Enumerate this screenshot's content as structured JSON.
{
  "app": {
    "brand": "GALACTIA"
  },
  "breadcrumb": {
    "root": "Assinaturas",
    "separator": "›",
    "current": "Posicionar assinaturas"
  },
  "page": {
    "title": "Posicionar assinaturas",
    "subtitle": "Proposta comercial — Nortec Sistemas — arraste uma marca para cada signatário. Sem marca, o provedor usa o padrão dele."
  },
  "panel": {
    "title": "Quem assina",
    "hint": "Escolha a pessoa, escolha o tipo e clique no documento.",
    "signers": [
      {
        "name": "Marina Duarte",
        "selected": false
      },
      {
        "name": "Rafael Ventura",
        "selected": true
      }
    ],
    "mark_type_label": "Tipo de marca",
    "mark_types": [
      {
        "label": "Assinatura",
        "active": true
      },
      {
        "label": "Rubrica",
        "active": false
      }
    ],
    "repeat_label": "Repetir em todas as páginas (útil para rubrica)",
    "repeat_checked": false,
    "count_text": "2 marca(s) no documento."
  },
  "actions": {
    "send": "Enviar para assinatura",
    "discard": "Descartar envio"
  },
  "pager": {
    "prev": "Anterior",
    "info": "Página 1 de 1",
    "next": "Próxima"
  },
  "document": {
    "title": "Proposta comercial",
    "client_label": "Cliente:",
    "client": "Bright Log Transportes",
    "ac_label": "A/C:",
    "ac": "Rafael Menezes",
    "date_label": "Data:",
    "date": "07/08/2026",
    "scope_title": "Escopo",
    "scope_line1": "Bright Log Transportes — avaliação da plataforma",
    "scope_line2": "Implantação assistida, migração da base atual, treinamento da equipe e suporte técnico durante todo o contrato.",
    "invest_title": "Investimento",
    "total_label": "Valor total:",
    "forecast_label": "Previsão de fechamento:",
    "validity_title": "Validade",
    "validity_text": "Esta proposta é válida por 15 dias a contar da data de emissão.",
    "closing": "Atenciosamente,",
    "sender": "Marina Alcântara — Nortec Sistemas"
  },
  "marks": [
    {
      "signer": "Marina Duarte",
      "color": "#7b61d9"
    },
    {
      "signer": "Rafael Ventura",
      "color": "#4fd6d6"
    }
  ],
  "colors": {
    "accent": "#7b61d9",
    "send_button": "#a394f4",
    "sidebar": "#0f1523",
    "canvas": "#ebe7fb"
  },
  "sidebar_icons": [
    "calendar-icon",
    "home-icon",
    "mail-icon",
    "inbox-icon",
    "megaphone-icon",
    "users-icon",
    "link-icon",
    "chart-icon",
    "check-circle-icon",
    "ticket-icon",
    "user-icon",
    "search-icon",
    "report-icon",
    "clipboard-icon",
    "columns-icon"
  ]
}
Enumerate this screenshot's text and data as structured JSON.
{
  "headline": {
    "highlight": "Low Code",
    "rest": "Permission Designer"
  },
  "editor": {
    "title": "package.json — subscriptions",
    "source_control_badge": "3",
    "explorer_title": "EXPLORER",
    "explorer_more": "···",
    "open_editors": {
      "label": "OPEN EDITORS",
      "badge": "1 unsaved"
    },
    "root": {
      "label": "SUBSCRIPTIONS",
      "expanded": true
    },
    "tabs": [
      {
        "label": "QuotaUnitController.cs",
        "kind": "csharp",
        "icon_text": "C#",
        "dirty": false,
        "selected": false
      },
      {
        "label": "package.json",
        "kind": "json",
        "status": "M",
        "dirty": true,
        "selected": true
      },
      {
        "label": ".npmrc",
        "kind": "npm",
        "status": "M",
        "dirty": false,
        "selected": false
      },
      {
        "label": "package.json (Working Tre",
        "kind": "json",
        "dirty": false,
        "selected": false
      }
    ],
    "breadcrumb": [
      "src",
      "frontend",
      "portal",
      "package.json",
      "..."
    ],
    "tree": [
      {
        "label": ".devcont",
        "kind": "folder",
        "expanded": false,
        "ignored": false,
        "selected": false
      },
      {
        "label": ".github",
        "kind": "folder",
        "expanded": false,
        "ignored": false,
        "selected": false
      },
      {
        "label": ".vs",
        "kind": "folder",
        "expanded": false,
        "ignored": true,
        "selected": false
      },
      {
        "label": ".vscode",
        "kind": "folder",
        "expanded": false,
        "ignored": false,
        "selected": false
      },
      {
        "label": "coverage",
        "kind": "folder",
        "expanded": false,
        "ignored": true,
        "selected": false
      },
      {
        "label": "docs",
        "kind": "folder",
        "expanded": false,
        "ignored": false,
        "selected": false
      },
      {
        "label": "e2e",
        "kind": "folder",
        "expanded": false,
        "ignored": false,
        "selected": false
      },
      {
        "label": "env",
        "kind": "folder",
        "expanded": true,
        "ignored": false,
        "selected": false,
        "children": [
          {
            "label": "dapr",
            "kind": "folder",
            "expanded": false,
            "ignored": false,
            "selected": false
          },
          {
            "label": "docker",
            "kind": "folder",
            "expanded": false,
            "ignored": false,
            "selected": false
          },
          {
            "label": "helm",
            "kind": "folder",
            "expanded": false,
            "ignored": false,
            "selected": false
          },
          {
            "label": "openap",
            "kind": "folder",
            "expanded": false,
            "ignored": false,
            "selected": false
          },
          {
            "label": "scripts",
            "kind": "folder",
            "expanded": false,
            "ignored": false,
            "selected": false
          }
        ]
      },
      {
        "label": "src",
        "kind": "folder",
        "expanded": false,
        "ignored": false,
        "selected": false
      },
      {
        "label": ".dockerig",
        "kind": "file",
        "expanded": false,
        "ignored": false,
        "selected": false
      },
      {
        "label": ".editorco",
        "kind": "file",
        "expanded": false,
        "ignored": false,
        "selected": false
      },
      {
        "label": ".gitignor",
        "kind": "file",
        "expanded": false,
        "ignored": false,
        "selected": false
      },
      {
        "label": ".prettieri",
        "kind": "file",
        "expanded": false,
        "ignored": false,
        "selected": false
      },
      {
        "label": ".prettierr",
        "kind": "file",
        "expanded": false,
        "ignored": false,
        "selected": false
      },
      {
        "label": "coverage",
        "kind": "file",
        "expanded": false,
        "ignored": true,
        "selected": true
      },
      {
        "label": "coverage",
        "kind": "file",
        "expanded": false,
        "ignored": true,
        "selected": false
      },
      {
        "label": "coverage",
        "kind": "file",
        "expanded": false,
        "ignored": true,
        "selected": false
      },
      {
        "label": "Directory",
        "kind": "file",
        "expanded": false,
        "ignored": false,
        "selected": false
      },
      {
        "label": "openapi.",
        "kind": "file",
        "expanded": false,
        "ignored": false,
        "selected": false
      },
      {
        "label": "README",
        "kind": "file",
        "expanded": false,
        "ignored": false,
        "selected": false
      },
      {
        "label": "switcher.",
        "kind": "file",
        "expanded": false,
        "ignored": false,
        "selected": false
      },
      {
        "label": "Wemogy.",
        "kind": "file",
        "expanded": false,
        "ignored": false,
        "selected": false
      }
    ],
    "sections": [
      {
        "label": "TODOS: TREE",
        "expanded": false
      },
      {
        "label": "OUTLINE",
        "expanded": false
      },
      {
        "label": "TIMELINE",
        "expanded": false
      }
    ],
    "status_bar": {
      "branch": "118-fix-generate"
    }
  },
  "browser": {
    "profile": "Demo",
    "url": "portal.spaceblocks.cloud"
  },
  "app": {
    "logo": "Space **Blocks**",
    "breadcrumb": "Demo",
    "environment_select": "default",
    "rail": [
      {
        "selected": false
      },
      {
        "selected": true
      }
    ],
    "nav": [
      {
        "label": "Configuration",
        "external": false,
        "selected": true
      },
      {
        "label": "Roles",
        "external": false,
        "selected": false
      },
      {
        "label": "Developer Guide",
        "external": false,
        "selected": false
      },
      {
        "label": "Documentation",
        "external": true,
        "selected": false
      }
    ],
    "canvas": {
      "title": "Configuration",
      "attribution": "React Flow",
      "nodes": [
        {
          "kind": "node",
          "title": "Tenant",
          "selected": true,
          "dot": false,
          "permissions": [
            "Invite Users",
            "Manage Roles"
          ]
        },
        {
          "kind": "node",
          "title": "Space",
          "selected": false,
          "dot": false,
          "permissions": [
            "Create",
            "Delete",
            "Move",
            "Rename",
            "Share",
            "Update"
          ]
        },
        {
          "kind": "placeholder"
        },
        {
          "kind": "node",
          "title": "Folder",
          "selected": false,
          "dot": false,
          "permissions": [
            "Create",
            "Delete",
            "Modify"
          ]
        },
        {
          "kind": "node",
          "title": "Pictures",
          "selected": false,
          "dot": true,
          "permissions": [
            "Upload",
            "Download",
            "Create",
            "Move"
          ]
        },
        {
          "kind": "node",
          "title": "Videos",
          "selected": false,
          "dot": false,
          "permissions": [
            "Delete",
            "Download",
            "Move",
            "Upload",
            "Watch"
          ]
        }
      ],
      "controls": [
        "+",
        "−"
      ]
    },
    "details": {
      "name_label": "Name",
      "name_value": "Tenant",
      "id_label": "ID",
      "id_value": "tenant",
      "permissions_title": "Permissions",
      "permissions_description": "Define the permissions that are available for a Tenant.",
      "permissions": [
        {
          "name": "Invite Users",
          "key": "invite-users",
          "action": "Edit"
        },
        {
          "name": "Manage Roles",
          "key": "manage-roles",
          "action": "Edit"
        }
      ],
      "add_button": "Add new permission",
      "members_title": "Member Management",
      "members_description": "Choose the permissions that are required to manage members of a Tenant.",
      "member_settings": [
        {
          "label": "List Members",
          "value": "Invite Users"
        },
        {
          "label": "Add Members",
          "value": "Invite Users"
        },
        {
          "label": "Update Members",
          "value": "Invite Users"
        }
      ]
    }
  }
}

__GIVEN REQUEST__:
Count each line of the data where the word "that" appears, then reply with the total only.

__SOLUTION FOR THIS TASK__:
2